Recorded data
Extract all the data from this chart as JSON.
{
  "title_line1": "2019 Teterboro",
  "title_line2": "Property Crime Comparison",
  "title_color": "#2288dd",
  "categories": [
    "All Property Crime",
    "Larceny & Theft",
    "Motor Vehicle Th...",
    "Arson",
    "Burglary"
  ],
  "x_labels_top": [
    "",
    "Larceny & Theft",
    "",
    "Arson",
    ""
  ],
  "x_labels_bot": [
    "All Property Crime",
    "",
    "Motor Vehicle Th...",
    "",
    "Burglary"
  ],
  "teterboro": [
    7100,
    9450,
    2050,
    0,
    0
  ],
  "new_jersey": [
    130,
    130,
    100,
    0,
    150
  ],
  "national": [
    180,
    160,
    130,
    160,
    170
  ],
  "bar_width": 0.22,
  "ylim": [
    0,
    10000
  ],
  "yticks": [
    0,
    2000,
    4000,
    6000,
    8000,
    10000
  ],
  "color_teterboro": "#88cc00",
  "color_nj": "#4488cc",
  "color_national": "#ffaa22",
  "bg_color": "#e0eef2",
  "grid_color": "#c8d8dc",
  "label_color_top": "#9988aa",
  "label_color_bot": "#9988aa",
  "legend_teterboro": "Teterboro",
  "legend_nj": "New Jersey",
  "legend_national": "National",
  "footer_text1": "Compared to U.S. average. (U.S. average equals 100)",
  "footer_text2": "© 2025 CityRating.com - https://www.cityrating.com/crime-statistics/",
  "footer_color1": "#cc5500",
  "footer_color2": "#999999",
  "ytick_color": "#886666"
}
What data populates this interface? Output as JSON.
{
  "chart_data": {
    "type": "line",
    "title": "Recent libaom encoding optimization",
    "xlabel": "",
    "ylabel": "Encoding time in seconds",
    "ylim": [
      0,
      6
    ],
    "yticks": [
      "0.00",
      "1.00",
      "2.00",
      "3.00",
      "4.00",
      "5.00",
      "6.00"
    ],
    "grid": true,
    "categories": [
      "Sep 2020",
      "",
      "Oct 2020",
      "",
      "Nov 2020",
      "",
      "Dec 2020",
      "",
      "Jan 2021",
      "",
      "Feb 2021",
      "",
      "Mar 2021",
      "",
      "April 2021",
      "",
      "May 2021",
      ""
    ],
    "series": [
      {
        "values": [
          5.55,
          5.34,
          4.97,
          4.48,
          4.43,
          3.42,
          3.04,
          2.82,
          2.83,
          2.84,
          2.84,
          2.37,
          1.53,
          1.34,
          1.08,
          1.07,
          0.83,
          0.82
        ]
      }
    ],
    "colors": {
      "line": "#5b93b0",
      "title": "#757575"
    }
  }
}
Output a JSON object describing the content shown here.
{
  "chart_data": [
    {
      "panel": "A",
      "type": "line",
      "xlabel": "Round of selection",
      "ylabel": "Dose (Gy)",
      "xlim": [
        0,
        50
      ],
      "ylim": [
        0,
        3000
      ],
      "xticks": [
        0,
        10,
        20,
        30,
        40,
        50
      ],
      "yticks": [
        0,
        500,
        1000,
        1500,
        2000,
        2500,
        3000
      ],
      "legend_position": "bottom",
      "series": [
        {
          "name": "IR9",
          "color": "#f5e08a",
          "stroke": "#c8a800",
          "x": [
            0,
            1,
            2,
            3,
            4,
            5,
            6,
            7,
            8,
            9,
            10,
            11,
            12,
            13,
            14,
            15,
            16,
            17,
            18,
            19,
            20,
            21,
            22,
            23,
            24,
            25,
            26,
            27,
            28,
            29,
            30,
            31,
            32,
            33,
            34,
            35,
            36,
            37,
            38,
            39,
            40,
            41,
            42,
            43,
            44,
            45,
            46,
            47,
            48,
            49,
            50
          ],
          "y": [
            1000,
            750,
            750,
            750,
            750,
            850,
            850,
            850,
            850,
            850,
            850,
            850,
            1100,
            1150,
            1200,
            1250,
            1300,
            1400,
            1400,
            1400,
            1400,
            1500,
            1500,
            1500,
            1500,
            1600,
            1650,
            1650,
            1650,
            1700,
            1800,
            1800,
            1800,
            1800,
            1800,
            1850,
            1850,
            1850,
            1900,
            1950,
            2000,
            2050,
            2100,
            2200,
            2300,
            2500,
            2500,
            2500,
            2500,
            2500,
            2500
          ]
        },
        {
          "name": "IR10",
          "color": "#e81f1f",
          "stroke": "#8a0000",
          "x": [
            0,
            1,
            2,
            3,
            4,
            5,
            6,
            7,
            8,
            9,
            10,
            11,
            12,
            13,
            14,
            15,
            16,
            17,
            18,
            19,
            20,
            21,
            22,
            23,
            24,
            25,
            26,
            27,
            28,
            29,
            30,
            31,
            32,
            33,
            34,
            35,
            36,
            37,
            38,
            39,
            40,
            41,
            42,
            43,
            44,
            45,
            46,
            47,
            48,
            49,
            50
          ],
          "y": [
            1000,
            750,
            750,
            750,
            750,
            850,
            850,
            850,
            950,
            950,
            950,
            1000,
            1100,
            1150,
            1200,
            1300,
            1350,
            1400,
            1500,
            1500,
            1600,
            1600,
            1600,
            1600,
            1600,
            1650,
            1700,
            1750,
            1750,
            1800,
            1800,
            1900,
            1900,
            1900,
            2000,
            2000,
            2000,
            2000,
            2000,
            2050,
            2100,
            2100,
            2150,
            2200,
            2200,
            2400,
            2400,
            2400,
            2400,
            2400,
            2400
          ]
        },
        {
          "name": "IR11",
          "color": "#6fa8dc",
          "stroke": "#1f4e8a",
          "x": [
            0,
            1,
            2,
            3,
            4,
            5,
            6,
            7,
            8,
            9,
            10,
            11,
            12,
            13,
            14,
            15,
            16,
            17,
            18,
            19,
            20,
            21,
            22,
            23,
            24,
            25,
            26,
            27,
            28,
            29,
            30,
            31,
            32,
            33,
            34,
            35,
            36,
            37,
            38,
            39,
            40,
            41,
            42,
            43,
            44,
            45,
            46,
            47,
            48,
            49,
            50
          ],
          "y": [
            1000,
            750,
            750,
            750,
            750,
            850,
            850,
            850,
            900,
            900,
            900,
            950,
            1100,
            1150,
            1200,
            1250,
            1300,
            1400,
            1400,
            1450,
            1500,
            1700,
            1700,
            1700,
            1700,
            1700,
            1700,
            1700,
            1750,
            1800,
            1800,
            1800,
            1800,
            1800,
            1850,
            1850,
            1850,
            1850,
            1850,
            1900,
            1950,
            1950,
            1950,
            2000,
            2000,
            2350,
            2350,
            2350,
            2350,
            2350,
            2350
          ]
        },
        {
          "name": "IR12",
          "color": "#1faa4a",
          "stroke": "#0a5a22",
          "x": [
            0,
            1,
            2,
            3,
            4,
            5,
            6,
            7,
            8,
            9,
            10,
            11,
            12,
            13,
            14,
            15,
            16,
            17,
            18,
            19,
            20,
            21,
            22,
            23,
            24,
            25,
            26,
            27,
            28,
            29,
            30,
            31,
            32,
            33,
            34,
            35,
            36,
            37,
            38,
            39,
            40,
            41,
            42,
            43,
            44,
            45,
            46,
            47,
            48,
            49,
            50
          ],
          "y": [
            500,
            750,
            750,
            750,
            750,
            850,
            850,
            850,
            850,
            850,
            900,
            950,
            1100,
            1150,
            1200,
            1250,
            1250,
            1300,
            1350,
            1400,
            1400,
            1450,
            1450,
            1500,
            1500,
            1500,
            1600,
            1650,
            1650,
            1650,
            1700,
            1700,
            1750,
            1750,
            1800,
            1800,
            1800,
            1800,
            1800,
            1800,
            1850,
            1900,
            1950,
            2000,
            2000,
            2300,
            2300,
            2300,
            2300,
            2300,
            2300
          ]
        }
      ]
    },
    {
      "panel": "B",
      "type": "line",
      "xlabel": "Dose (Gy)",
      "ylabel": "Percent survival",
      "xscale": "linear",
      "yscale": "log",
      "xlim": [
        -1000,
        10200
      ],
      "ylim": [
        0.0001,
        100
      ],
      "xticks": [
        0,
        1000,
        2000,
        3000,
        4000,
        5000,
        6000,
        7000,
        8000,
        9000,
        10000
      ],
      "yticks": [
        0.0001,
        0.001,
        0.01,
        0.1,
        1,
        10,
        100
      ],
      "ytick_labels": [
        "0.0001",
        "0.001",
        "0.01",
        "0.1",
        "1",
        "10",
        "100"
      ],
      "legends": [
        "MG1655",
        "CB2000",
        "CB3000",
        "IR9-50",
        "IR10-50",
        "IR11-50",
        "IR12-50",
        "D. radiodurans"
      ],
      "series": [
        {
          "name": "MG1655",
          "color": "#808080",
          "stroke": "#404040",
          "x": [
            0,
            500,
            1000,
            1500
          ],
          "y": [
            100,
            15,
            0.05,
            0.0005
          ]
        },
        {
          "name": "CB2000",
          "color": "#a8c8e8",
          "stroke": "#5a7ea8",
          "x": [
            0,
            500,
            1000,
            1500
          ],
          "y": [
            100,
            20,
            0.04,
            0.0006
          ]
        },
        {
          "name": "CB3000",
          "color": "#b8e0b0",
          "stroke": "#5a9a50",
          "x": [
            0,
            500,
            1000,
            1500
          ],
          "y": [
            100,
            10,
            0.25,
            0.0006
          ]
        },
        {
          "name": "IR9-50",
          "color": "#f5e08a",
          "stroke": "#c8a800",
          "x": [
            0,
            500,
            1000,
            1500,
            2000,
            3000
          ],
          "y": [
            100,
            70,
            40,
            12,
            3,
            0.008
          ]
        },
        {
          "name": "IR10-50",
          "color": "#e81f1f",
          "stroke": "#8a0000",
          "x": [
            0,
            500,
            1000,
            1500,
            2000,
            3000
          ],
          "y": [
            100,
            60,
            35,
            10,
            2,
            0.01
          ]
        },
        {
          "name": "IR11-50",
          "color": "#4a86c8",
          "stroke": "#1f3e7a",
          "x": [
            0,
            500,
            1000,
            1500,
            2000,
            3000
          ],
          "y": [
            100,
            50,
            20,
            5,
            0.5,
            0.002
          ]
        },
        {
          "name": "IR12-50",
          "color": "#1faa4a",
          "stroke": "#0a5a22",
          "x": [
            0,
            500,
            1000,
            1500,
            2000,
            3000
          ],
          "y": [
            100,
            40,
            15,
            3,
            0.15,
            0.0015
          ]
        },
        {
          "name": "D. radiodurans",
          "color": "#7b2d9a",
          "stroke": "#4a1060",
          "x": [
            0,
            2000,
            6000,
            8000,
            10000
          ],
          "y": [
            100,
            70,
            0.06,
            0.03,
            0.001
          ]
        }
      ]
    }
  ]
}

- [Short exercise] Only lines with the word "JSON" are wanted, so copy each one from the records.

- [Output below]
Extract all the data from this chart as JSON.
What data populates this interface? Output as JSON.
Output a JSON object describing the content shown here.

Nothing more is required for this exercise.